— Exercise task —
Identify and copy all lines of the material where the string "text" is found.

━━━━━ Provided data ━━━━━

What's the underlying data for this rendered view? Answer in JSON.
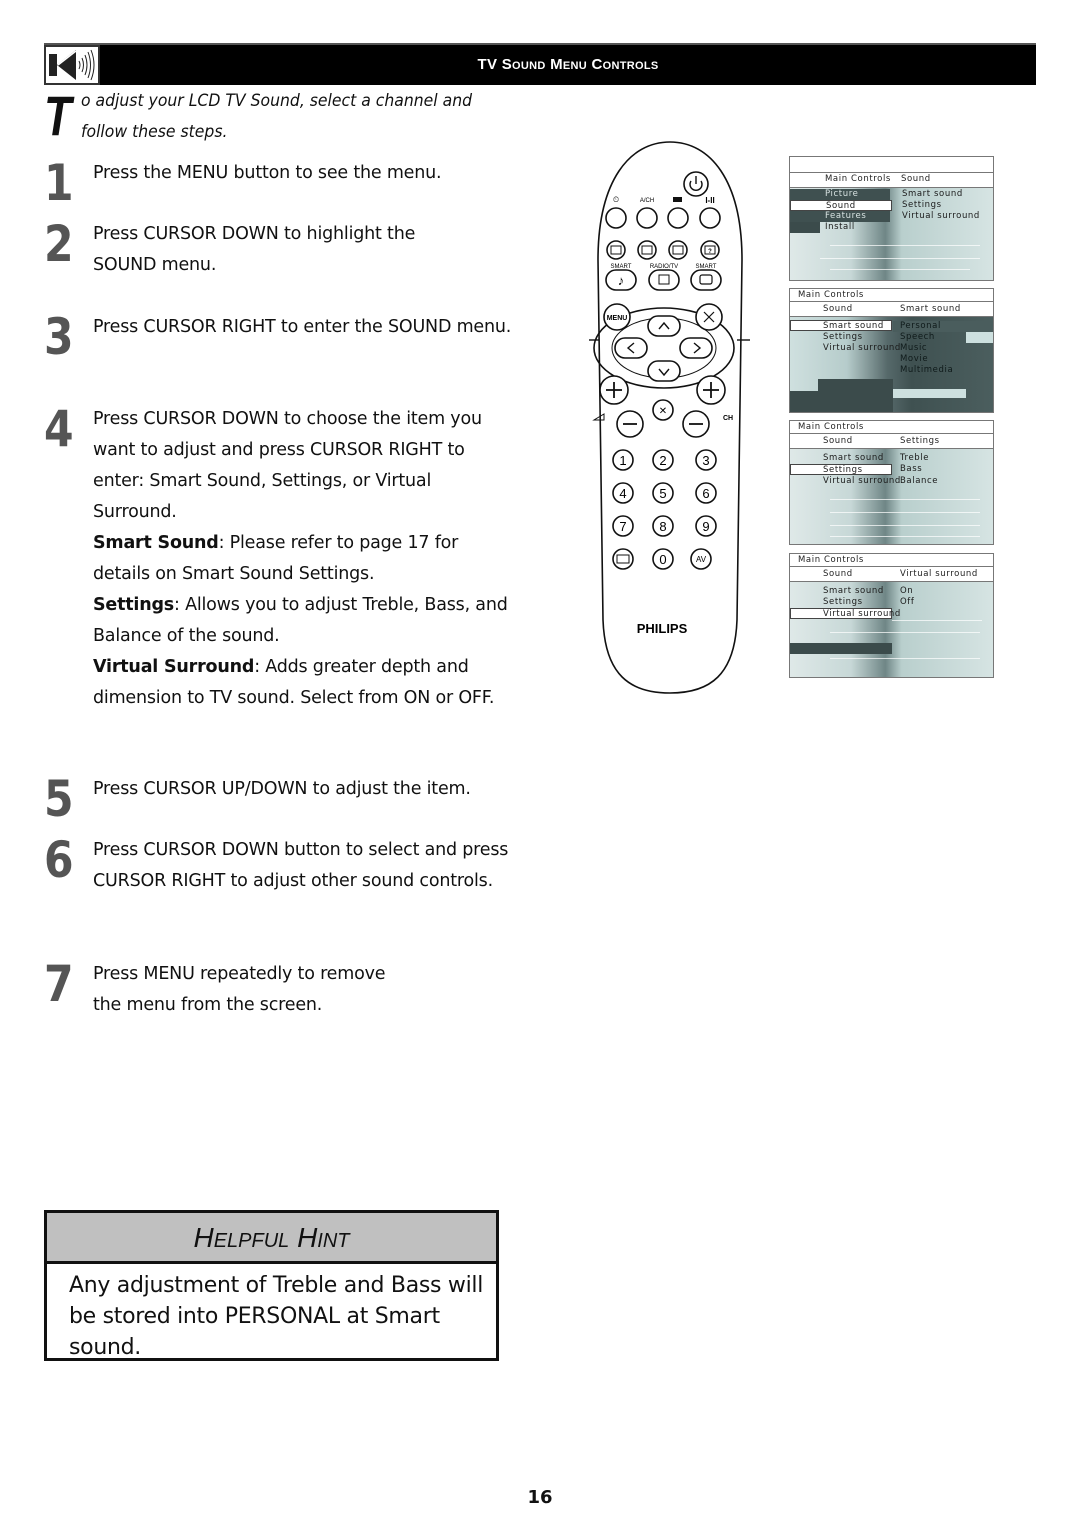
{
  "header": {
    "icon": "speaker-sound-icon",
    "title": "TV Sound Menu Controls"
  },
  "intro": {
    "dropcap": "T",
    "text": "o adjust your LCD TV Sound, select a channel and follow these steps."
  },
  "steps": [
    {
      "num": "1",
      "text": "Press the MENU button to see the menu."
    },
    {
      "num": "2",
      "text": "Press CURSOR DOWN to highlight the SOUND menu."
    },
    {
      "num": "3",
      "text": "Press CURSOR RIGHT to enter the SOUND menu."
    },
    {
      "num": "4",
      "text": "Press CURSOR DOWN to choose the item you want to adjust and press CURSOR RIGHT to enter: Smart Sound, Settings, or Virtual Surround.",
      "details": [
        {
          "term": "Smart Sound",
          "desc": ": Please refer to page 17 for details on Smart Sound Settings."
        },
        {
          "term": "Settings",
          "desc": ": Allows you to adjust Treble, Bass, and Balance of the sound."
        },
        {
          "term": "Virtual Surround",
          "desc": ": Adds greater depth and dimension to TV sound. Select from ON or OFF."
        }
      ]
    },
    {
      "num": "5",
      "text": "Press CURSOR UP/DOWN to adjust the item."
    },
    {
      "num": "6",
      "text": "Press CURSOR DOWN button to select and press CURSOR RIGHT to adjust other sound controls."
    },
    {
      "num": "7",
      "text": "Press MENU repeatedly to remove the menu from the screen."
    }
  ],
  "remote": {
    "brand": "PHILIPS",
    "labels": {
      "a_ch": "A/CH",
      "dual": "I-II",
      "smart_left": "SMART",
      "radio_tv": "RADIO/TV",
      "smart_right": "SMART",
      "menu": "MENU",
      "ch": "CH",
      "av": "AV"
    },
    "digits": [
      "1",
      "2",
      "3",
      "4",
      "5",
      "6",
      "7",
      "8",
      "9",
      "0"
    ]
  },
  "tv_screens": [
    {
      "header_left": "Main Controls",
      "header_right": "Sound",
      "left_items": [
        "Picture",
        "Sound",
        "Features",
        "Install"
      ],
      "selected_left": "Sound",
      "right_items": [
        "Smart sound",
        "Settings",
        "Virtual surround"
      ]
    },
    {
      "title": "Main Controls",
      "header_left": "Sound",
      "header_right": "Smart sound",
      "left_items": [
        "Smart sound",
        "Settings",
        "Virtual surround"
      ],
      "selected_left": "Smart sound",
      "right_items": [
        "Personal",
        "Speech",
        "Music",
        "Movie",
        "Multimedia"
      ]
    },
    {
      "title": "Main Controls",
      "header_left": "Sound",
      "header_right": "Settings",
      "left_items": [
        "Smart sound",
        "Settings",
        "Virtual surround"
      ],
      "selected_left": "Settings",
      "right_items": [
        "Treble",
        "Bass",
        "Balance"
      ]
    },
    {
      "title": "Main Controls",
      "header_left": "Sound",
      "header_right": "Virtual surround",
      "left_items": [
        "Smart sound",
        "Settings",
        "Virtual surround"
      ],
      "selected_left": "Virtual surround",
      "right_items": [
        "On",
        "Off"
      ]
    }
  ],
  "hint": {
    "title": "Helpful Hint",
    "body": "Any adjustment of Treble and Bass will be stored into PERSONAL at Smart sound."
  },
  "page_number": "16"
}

━━━━━
━━━━━ Provided data ━━━━━

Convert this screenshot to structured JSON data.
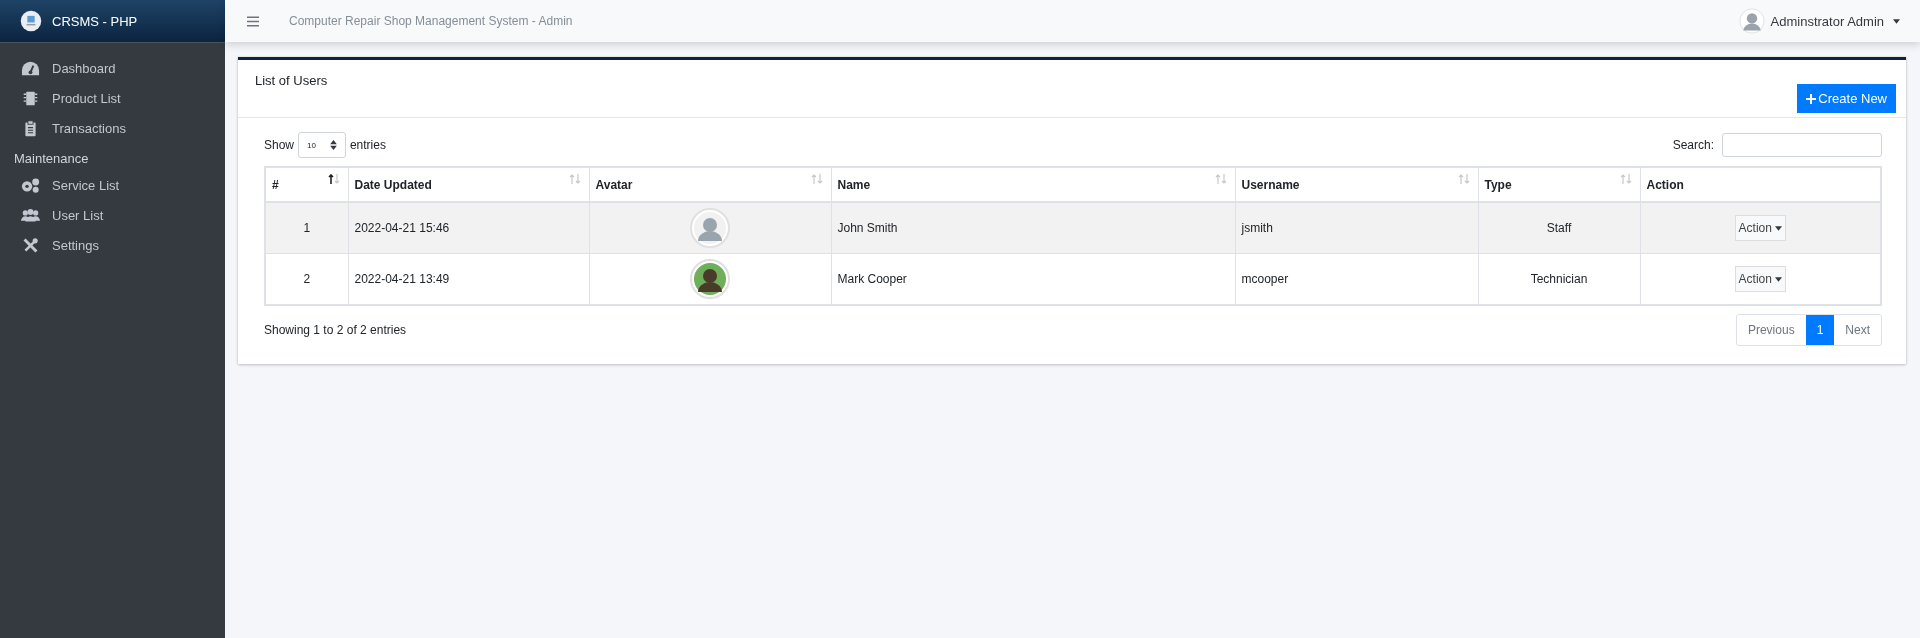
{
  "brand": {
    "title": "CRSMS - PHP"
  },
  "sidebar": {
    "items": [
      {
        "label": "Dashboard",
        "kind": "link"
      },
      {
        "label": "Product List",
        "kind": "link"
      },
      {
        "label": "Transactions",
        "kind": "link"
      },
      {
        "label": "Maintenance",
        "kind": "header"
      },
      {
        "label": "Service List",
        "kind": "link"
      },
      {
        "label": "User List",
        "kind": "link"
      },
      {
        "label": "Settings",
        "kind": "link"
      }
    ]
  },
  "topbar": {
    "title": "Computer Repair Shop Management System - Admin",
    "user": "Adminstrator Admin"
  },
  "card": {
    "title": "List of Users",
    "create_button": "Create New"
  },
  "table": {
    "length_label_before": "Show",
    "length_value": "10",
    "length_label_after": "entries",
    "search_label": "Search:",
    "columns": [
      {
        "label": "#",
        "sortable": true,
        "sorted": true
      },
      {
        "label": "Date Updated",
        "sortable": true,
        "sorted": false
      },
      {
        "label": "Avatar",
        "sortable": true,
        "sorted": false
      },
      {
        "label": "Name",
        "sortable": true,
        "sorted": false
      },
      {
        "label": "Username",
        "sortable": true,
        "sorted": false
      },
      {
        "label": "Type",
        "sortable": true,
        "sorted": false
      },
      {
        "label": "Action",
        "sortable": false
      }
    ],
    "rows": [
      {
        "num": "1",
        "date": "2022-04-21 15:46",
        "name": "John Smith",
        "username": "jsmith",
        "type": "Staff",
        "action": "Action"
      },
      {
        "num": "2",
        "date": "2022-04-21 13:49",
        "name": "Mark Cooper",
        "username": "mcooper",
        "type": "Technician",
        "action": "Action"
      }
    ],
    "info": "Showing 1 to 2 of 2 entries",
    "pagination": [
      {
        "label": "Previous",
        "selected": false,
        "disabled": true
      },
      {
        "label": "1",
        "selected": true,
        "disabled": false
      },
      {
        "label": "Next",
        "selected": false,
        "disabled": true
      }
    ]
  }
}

━━━━━

— Full solution —
    "text": "o adjust your LCD TV Sound, select a channel and follow these steps."
      "text": "Press the MENU button to see the menu."
      "text": "Press CURSOR DOWN to highlight the SOUND menu."
      "text": "Press CURSOR RIGHT to enter the SOUND menu."
      "text": "Press CURSOR DOWN to choose the item you want to adjust and press CURSOR RIGHT to enter: Smart Sound, Settings, or Virtual Surround.",
      "text": "Press CURSOR UP/DOWN to adjust the item."
      "text": "Press CURSOR DOWN button to select and press CURSOR RIGHT to adjust other sound controls."
      "text": "Press MENU repeatedly to remove the menu from the screen."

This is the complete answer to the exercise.